> [STATED GOAL]: Every line of the material is to be repeated exactly as it stands.

-=-=-=-=-

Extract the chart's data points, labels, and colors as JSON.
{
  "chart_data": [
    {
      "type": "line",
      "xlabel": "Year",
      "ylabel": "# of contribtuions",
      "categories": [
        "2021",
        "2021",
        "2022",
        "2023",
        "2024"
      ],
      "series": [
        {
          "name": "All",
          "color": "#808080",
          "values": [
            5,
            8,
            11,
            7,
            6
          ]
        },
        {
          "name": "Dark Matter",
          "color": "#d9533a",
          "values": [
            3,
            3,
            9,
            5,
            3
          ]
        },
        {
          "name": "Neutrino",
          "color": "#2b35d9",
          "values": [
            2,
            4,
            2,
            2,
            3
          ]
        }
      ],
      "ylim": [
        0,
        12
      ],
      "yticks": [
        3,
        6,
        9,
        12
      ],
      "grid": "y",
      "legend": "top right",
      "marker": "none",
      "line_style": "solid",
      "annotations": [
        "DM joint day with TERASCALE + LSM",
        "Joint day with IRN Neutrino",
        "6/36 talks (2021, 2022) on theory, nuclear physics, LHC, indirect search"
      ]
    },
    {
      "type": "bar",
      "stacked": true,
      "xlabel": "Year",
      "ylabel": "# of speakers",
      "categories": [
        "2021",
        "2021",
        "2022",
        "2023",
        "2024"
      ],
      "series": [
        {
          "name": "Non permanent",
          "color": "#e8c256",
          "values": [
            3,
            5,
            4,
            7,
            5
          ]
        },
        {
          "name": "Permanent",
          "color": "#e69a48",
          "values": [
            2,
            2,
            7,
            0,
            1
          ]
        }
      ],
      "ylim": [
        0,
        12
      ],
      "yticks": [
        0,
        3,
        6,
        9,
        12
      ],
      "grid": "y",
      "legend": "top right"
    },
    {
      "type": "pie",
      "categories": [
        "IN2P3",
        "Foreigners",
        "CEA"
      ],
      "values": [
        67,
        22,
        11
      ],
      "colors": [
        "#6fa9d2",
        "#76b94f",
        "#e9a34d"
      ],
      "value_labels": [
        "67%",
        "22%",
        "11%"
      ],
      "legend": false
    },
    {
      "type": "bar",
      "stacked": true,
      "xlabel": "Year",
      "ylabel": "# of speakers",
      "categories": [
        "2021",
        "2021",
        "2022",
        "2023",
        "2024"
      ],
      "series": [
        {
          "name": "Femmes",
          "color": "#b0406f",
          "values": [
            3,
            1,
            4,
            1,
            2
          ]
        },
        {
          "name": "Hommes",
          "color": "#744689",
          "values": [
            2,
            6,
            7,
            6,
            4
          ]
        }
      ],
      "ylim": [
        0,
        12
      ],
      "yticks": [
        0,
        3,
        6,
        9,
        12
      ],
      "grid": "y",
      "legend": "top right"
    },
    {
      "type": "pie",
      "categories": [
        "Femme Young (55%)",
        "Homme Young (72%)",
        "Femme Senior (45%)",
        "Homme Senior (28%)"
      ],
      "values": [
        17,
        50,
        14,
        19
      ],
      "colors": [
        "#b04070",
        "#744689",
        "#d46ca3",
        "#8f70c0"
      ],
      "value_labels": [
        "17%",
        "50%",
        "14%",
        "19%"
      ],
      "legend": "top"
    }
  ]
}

-=-=-=-=-

> [WRITTEN RESPONSE]:
Extract the chart's data points, labels, and colors as JSON.
{
  "chart_data": [
    {
      "type": "line",
      "xlabel": "Year",
      "ylabel": "# of contribtuions",
      "categories": [
        "2021",
        "2021",
        "2022",
        "2023",
        "2024"
      ],
      "series": [
        {
          "name": "All",
          "color": "#808080",
          "values": [
            5,
            8,
            11,
            7,
            6
          ]
        },
        {
          "name": "Dark Matter",
          "color": "#d9533a",
          "values": [
            3,
            3,
            9,
            5,
            3
          ]
        },
        {
          "name": "Neutrino",
          "color": "#2b35d9",
          "values": [
            2,
            4,
            2,
            2,
            3
          ]
        }
      ],
      "ylim": [
        0,
        12
      ],
      "yticks": [
        3,
        6,
        9,
        12
      ],
      "grid": "y",
      "legend": "top right",
      "marker": "none",
      "line_style": "solid",
      "annotations": [
        "DM joint day with TERASCALE + LSM",
        "Joint day with IRN Neutrino",
        "6/36 talks (2021, 2022) on theory, nuclear physics, LHC, indirect search"
      ]
    },
    {
      "type": "bar",
      "stacked": true,
      "xlabel": "Year",
      "ylabel": "# of speakers",
      "categories": [
        "2021",
        "2021",
        "2022",
        "2023",
        "2024"
      ],
      "series": [
        {
          "name": "Non permanent",
          "color": "#e8c256",
          "values": [
            3,
            5,
            4,
            7,
            5
          ]
        },
        {
          "name": "Permanent",
          "color": "#e69a48",
          "values": [
            2,
            2,
            7,
            0,
            1
          ]
        }
      ],
      "ylim": [
        0,
        12
      ],
      "yticks": [
        0,
        3,
        6,
        9,
        12
      ],
      "grid": "y",
      "legend": "top right"
    },
    {
      "type": "pie",
      "categories": [
        "IN2P3",
        "Foreigners",
        "CEA"
      ],
      "values": [
        67,
        22,
        11
      ],
      "colors": [
        "#6fa9d2",
        "#76b94f",
        "#e9a34d"
      ],
      "value_labels": [
        "67%",
        "22%",
        "11%"
      ],
      "legend": false
    },
    {
      "type": "bar",
      "stacked": true,
      "xlabel": "Year",
      "ylabel": "# of speakers",
      "categories": [
        "2021",
        "2021",
        "2022",
        "2023",
        "2024"
      ],
      "series": [
        {
          "name": "Femmes",
          "color": "#b0406f",
          "values": [
            3,
            1,
            4,
            1,
            2
          ]
        },
        {
          "name": "Hommes",
          "color": "#744689",
          "values": [
            2,
            6,
            7,
            6,
            4
          ]
        }
      ],
      "ylim": [
        0,
        12
      ],
      "yticks": [
        0,
        3,
        6,
        9,
        12
      ],
      "grid": "y",
      "legend": "top right"
    },
    {
      "type": "pie",
      "categories": [
        "Femme Young (55%)",
        "Homme Young (72%)",
        "Femme Senior (45%)",
        "Homme Senior (28%)"
      ],
      "values": [
        17,
        50,
        14,
        19
      ],
      "colors": [
        "#b04070",
        "#744689",
        "#d46ca3",
        "#8f70c0"
      ],
      "value_labels": [
        "17%",
        "50%",
        "14%",
        "19%"
      ],
      "legend": "top"
    }
  ]
}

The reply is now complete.